(Stored records)
## begin
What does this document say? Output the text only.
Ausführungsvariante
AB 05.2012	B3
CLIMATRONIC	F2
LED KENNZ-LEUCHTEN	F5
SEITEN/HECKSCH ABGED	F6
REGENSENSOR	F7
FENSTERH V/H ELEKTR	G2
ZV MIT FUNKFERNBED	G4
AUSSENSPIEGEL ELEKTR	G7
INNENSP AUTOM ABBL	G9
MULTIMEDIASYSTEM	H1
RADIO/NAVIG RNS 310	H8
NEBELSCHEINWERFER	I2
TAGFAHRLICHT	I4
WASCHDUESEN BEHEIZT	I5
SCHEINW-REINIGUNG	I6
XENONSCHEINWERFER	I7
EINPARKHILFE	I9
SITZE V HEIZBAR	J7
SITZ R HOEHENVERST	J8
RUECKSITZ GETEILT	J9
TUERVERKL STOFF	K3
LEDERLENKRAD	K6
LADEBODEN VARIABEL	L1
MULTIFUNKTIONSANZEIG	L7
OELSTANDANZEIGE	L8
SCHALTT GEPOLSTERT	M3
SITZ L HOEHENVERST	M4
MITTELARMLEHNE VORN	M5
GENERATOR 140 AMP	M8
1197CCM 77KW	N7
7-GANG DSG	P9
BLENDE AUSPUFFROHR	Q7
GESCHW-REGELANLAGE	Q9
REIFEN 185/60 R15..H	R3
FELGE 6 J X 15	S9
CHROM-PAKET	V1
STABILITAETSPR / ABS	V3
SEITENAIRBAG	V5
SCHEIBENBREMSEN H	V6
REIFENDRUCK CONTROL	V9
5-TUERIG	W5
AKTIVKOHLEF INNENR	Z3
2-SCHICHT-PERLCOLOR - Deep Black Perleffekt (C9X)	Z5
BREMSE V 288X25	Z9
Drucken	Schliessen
## end
▶ Stated problem
Sift through the entries and copy every line with "ELEKTR".

▶ Complete response
FENSTERH V/H ELEKTR	G2
AUSSENSPIEGEL ELEKTR	G7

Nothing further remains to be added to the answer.